***** Entries supplied

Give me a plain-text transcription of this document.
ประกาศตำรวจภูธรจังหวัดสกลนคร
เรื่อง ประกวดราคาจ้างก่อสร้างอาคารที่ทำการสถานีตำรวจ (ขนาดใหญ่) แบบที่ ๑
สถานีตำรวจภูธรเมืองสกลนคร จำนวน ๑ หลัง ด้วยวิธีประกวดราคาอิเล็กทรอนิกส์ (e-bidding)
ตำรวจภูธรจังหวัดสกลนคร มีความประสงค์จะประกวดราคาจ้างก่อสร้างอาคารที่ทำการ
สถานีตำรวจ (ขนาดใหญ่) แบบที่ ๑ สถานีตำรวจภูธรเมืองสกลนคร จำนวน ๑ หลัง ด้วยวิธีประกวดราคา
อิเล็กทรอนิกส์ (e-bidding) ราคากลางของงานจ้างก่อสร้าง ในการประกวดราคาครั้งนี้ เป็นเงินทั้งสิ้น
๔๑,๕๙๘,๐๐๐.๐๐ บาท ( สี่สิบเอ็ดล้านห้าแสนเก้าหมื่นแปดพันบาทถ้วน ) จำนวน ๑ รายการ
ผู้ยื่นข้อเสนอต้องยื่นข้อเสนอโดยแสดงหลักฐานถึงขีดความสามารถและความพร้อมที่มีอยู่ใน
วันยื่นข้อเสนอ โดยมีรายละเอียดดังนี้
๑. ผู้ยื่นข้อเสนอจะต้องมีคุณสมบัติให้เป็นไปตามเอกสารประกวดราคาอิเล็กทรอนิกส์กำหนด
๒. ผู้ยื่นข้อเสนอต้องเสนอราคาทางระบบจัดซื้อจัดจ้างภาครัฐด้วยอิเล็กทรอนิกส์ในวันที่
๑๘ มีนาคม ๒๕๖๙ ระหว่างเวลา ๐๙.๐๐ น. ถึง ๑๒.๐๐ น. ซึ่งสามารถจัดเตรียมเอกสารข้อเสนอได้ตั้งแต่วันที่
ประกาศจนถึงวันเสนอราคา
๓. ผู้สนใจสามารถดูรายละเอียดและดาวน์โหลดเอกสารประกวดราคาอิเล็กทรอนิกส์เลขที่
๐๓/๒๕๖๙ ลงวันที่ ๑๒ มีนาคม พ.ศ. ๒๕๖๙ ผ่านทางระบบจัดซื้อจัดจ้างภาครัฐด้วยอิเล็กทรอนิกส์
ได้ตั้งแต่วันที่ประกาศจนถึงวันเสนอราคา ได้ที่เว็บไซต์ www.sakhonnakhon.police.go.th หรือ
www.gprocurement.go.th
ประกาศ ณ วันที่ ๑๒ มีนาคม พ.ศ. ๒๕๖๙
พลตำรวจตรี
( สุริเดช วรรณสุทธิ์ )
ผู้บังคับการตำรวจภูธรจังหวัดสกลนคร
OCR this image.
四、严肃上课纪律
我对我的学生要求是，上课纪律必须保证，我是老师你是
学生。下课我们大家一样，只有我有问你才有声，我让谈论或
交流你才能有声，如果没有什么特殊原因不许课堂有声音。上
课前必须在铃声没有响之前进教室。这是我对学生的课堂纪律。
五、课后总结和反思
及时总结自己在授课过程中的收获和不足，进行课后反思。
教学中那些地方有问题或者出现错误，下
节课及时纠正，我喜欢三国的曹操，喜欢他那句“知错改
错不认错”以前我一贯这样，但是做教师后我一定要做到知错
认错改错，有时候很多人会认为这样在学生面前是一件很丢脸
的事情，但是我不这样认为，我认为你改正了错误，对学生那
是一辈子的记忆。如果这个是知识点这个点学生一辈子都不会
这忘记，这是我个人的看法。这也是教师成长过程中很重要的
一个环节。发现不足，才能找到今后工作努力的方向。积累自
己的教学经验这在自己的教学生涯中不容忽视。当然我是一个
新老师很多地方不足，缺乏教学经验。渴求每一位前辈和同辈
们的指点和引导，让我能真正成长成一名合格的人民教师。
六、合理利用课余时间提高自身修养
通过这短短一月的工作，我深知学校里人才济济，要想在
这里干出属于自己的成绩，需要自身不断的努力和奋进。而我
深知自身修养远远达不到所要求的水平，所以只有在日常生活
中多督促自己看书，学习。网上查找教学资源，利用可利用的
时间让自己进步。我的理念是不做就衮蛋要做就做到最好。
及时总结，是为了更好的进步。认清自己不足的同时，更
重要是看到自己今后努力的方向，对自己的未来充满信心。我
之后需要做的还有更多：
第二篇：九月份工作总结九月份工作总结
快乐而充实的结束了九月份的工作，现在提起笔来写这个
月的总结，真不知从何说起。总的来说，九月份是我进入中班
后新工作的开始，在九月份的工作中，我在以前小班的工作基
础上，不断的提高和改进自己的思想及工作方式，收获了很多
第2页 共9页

**********

* [Given problem] Go through the listing above and pull out each line containing the word "ขนาดใหญ".

* [Full output]
เรื่อง ประกวดราคาจ้างก่อสร้างอาคารที่ทำการสถานีตำรวจ (ขนาดใหญ่) แบบที่ ๑
สถานีตำรวจ (ขนาดใหญ่) แบบที่ ๑ สถานีตำรวจภูธรเมืองสกลนคร จำนวน ๑ หลัง ด้วยวิธีประกวดราคา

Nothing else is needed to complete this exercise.